■ YOUR OBJECTIVE
Look below and pull out each line with the word "культуры".
— START —
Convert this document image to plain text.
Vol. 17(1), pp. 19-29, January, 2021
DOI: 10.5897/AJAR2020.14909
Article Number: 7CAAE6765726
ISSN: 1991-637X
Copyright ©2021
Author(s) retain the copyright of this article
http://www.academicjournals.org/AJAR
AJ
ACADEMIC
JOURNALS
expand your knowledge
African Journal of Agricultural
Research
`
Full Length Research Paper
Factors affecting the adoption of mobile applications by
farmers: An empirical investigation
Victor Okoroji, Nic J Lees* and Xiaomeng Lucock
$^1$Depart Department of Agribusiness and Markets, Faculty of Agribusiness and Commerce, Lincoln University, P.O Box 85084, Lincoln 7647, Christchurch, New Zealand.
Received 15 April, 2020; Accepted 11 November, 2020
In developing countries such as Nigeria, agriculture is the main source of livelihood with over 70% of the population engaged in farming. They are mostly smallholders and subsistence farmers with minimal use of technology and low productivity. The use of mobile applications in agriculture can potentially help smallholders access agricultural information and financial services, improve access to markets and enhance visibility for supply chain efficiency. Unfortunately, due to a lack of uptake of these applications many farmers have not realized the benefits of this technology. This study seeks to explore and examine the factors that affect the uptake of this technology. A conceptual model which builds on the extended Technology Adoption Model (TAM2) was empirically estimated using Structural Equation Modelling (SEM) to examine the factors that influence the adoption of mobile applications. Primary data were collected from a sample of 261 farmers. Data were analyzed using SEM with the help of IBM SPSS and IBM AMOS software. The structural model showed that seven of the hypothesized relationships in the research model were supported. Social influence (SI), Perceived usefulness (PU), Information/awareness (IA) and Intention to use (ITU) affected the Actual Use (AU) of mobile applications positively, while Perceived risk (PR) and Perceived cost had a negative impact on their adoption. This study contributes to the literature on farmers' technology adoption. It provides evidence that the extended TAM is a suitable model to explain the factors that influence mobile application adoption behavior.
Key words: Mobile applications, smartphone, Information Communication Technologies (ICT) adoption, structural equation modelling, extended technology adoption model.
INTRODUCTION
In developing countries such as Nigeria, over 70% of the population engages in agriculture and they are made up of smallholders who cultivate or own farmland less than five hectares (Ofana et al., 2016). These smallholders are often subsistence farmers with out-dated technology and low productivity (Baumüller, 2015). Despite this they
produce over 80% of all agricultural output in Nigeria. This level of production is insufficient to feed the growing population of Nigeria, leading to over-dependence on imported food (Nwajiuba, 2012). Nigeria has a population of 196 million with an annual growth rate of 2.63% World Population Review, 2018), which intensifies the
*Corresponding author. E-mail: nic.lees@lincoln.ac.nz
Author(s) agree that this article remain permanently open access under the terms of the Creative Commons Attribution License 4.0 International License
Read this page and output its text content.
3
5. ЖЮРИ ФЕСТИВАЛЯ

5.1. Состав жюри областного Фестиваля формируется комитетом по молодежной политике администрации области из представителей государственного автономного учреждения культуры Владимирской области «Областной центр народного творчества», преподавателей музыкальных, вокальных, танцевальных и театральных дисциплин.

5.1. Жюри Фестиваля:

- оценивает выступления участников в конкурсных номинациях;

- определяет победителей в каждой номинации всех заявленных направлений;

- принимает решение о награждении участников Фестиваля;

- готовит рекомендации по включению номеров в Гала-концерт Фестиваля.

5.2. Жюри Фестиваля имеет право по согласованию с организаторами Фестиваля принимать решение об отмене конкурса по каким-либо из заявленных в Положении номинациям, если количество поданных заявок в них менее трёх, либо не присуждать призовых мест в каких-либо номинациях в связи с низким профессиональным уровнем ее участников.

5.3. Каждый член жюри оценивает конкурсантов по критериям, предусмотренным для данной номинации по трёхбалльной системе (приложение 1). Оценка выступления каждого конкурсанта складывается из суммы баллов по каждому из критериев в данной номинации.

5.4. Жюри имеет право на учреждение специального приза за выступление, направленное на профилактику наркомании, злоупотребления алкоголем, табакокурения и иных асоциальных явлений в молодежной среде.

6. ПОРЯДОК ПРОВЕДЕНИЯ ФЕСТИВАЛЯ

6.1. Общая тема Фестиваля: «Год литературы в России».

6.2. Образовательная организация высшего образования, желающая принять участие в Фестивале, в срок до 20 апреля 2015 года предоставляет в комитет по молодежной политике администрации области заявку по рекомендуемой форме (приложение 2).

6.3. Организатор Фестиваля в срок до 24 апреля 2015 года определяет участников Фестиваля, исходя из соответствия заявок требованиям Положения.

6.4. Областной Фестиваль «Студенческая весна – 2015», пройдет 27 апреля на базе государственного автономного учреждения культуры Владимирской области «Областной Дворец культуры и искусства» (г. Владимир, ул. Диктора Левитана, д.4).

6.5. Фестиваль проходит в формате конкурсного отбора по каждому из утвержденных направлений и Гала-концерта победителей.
— END —
■ EXERCISE RESULT
5.1. Состав жюри областного Фестиваля формируется комитетом по молодежной политике администрации области из представителей государственного автономного учреждения культуры Владимирской области «Областной центр народного творчества», преподавателей музыкальных, вокальных, танцевальных и театральных дисциплин.
6.4. Областной Фестиваль «Студенческая весна – 2015», пройдет 27 апреля на базе государственного автономного учреждения культуры Владимирской области «Областной Дворец культуры и искусства» (г. Владимир, ул. Диктора Левитана, д.4).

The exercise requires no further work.